* [What you need to do]
Keep only the lines that hold the string "sono", filtering out the rest of the entries below.

* * * * *

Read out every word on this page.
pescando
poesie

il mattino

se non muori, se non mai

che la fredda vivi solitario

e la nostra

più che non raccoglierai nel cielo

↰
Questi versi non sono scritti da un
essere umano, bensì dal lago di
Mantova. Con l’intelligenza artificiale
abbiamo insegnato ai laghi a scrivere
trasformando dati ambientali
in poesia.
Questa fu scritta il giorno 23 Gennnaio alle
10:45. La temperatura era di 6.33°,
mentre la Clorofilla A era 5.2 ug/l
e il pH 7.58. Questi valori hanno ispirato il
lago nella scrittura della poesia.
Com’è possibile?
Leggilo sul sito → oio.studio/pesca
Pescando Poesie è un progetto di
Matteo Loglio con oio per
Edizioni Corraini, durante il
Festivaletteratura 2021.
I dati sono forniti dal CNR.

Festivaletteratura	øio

* * * * *

* [The solution]
Questi versi non sono scritti da un
I dati sono forniti dal CNR.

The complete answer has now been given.